- Opening Delimiter -

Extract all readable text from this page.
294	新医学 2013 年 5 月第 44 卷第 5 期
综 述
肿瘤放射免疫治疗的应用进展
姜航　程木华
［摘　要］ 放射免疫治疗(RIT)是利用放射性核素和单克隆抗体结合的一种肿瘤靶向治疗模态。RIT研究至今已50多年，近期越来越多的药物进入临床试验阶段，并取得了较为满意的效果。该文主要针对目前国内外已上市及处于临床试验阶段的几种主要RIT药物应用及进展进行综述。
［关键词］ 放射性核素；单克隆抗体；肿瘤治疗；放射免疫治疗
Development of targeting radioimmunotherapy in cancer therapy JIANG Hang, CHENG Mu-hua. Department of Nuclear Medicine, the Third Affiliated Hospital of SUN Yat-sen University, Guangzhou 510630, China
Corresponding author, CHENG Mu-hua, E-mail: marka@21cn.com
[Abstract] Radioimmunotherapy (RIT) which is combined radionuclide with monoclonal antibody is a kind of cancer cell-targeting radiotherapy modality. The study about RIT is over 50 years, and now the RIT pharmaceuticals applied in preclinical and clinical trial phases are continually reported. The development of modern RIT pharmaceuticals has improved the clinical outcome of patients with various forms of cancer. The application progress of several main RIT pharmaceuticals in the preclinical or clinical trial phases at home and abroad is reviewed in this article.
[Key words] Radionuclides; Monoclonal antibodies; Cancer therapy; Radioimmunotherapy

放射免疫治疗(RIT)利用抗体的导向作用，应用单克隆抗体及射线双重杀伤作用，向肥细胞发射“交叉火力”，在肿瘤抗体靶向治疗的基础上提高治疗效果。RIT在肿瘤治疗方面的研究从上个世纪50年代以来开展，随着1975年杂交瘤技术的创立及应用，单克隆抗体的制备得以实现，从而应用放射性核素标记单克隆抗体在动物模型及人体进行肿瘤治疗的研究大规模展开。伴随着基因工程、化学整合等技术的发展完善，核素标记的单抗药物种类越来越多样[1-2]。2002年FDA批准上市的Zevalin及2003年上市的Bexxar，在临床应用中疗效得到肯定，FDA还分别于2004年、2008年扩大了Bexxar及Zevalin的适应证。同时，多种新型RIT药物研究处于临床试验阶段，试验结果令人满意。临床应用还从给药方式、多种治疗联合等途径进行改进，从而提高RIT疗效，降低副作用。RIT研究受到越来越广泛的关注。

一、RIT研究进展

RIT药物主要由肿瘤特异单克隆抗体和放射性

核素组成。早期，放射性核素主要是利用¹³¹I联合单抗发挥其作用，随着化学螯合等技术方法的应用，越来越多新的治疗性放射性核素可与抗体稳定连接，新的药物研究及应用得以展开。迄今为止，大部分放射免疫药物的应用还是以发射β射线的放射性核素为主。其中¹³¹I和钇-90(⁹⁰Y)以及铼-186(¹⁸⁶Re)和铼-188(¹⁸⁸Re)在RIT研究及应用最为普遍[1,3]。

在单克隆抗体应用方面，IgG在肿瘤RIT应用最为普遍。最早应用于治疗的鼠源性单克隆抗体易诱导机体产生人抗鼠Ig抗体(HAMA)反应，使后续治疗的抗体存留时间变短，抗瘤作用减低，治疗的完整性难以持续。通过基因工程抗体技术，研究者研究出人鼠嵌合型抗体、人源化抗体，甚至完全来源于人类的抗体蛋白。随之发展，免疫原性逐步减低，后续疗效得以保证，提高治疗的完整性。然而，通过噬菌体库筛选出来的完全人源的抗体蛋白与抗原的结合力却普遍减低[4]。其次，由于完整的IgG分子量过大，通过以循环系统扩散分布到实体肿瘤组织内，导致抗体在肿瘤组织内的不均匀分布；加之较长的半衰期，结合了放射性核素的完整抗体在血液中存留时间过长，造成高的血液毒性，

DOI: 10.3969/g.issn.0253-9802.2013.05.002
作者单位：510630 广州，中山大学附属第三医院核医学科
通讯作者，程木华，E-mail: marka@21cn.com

- Closing Delimiter -

Your task
Retype all the records, matching them exactly.

Solved problem
Extract all readable text from this page.
294	新医学 2013 年 5 月第 44 卷第 5 期
综 述
肿瘤放射免疫治疗的应用进展
姜航　程木华
［摘　要］ 放射免疫治疗(RIT)是利用放射性核素和单克隆抗体结合的一种肿瘤靶向治疗模态。RIT研究至今已50多年，近期越来越多的药物进入临床试验阶段，并取得了较为满意的效果。该文主要针对目前国内外已上市及处于临床试验阶段的几种主要RIT药物应用及进展进行综述。
［关键词］ 放射性核素；单克隆抗体；肿瘤治疗；放射免疫治疗
Development of targeting radioimmunotherapy in cancer therapy JIANG Hang, CHENG Mu-hua. Department of Nuclear Medicine, the Third Affiliated Hospital of SUN Yat-sen University, Guangzhou 510630, China
Corresponding author, CHENG Mu-hua, E-mail: marka@21cn.com
[Abstract] Radioimmunotherapy (RIT) which is combined radionuclide with monoclonal antibody is a kind of cancer cell-targeting radiotherapy modality. The study about RIT is over 50 years, and now the RIT pharmaceuticals applied in preclinical and clinical trial phases are continually reported. The development of modern RIT pharmaceuticals has improved the clinical outcome of patients with various forms of cancer. The application progress of several main RIT pharmaceuticals in the preclinical or clinical trial phases at home and abroad is reviewed in this article.
[Key words] Radionuclides; Monoclonal antibodies; Cancer therapy; Radioimmunotherapy

放射免疫治疗(RIT)利用抗体的导向作用，应用单克隆抗体及射线双重杀伤作用，向肥细胞发射“交叉火力”，在肿瘤抗体靶向治疗的基础上提高治疗效果。RIT在肿瘤治疗方面的研究从上个世纪50年代以来开展，随着1975年杂交瘤技术的创立及应用，单克隆抗体的制备得以实现，从而应用放射性核素标记单克隆抗体在动物模型及人体进行肿瘤治疗的研究大规模展开。伴随着基因工程、化学整合等技术的发展完善，核素标记的单抗药物种类越来越多样[1-2]。2002年FDA批准上市的Zevalin及2003年上市的Bexxar，在临床应用中疗效得到肯定，FDA还分别于2004年、2008年扩大了Bexxar及Zevalin的适应证。同时，多种新型RIT药物研究处于临床试验阶段，试验结果令人满意。临床应用还从给药方式、多种治疗联合等途径进行改进，从而提高RIT疗效，降低副作用。RIT研究受到越来越广泛的关注。

一、RIT研究进展

RIT药物主要由肿瘤特异单克隆抗体和放射性

核素组成。早期，放射性核素主要是利用¹³¹I联合单抗发挥其作用，随着化学螯合等技术方法的应用，越来越多新的治疗性放射性核素可与抗体稳定连接，新的药物研究及应用得以展开。迄今为止，大部分放射免疫药物的应用还是以发射β射线的放射性核素为主。其中¹³¹I和钇-90(⁹⁰Y)以及铼-186(¹⁸⁶Re)和铼-188(¹⁸⁸Re)在RIT研究及应用最为普遍[1,3]。

在单克隆抗体应用方面，IgG在肿瘤RIT应用最为普遍。最早应用于治疗的鼠源性单克隆抗体易诱导机体产生人抗鼠Ig抗体(HAMA)反应，使后续治疗的抗体存留时间变短，抗瘤作用减低，治疗的完整性难以持续。通过基因工程抗体技术，研究者研究出人鼠嵌合型抗体、人源化抗体，甚至完全来源于人类的抗体蛋白。随之发展，免疫原性逐步减低，后续疗效得以保证，提高治疗的完整性。然而，通过噬菌体库筛选出来的完全人源的抗体蛋白与抗原的结合力却普遍减低[4]。其次，由于完整的IgG分子量过大，通过以循环系统扩散分布到实体肿瘤组织内，导致抗体在肿瘤组织内的不均匀分布；加之较长的半衰期，结合了放射性核素的完整抗体在血液中存留时间过长，造成高的血液毒性，

DOI: 10.3969/g.issn.0253-9802.2013.05.002
作者单位：510630 广州，中山大学附属第三医院核医学科
通讯作者，程木华，E-mail: marka@21cn.com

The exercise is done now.